___ Data provided ___

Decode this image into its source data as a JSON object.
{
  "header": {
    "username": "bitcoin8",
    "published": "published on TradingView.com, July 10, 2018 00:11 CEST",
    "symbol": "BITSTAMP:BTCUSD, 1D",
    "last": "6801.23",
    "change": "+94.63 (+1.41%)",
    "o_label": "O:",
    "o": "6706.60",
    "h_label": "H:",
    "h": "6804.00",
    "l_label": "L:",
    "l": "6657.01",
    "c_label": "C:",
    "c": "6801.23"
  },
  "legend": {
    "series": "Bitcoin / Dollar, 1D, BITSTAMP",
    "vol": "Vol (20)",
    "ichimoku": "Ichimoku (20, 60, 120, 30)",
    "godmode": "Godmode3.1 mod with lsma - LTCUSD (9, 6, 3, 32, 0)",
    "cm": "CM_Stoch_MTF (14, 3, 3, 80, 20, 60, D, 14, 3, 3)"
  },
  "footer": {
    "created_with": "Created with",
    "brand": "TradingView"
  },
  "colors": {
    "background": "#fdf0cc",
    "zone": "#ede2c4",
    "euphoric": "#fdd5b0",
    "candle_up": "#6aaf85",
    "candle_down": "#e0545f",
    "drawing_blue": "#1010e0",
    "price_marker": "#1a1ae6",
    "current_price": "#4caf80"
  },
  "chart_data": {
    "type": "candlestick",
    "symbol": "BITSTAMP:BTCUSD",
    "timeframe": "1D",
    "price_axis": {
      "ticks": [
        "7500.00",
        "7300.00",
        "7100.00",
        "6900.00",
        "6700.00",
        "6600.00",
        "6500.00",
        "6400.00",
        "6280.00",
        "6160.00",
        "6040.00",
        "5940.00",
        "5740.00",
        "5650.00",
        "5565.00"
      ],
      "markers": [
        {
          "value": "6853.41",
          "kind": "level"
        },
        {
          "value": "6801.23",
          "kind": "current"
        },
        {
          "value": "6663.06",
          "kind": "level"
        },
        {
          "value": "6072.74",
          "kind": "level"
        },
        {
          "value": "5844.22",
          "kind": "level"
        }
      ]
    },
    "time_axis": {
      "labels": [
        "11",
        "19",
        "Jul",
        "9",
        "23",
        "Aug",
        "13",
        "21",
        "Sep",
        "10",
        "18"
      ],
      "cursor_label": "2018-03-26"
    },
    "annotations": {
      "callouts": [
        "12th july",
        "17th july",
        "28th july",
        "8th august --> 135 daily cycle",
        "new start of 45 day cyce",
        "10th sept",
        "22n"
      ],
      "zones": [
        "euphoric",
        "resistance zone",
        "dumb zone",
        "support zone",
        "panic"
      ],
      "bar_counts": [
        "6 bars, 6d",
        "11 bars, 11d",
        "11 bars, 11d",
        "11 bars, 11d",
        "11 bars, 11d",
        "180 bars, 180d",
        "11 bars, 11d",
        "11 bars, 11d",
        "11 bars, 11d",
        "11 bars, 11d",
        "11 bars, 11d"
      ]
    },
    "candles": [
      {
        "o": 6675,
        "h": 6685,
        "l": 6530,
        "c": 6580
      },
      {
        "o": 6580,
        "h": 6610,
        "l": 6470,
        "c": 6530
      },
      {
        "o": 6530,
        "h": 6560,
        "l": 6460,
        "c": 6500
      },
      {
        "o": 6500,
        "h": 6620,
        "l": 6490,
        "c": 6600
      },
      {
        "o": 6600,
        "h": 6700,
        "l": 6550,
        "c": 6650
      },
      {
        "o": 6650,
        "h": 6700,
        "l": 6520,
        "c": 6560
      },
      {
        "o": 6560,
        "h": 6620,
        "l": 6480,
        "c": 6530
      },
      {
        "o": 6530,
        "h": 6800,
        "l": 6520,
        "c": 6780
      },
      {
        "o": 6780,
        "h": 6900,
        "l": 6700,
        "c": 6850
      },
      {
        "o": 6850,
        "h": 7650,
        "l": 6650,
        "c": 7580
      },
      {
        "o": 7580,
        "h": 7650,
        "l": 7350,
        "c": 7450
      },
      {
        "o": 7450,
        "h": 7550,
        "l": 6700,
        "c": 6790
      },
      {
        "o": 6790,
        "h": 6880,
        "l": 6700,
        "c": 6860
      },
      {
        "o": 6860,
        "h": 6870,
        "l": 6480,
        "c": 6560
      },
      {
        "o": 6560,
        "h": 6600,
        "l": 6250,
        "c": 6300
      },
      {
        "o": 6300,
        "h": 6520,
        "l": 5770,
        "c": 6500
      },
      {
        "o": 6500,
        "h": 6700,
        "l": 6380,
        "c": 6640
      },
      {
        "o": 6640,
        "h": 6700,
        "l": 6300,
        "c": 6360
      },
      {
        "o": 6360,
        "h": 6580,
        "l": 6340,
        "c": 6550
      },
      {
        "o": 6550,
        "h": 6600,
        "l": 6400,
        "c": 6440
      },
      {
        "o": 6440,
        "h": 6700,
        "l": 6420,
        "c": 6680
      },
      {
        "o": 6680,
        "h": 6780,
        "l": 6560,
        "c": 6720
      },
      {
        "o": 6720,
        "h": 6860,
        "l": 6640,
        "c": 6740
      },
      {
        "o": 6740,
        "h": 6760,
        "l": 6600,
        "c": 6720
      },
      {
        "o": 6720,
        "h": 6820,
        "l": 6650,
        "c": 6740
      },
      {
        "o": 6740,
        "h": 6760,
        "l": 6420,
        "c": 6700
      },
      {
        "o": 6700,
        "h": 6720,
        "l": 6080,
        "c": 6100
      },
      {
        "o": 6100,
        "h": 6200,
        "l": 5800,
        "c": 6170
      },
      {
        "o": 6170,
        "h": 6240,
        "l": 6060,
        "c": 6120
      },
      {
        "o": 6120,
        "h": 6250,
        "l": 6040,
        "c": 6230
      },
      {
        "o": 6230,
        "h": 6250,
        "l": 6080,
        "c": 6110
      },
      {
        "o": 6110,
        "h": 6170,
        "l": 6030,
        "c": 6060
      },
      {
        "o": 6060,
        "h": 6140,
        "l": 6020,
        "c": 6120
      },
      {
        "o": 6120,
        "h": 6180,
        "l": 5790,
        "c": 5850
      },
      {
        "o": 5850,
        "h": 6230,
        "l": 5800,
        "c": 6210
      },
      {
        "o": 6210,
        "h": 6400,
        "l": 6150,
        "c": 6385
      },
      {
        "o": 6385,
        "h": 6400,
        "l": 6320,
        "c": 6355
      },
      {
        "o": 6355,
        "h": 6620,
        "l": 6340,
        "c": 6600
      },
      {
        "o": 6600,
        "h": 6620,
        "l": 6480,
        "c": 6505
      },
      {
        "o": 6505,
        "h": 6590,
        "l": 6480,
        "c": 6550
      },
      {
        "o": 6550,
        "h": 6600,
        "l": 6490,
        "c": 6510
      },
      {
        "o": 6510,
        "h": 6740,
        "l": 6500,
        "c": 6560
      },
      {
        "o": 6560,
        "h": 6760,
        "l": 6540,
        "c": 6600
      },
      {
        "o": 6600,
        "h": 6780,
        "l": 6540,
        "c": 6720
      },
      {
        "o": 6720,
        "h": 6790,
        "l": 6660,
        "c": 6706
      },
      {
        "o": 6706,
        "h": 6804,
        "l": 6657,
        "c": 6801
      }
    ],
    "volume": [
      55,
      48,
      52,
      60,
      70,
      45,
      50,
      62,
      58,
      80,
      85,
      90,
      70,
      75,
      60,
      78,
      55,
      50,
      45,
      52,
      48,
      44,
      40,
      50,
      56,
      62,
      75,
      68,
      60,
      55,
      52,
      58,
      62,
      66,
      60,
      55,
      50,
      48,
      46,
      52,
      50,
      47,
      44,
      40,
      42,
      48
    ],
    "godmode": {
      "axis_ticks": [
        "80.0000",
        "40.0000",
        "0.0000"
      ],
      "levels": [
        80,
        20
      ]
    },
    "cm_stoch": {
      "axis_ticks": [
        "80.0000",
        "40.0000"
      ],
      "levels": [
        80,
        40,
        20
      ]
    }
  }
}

___

To be done: Go through the material above and copy each line that has the word "value".

Written reply:
          "value": "6853.41",
          "value": "6801.23",
          "value": "6663.06",
          "value": "6072.74",
          "value": "5844.22",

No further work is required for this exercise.